WHAT THIS TASK INVOLVES.
The expected output is each line below containing "para", copied in full.

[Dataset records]
=== Begin Enclosure ===

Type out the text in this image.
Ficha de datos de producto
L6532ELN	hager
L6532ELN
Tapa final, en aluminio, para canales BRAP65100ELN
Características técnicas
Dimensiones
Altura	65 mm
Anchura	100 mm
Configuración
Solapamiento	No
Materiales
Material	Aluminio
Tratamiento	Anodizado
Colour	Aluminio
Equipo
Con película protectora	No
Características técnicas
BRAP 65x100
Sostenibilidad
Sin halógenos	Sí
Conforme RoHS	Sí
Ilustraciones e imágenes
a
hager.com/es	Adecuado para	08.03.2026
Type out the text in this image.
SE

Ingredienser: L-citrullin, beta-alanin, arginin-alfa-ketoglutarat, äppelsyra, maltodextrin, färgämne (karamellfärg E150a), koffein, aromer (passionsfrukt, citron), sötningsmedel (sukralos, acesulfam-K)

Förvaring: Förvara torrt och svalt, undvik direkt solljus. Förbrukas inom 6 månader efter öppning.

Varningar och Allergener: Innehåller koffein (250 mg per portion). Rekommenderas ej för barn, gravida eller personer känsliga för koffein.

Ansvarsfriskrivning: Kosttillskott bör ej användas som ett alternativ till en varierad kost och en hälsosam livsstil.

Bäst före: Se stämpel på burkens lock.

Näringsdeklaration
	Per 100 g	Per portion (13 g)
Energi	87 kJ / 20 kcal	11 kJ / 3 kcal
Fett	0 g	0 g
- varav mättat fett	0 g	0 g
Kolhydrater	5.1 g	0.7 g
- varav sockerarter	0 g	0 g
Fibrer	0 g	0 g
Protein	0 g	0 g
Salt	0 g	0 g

=== End Enclosure ===

TASK RESPONSE.
Tapa final, en aluminio, para canales BRAP65100ELN
hager.com/es	Adecuado para	08.03.2026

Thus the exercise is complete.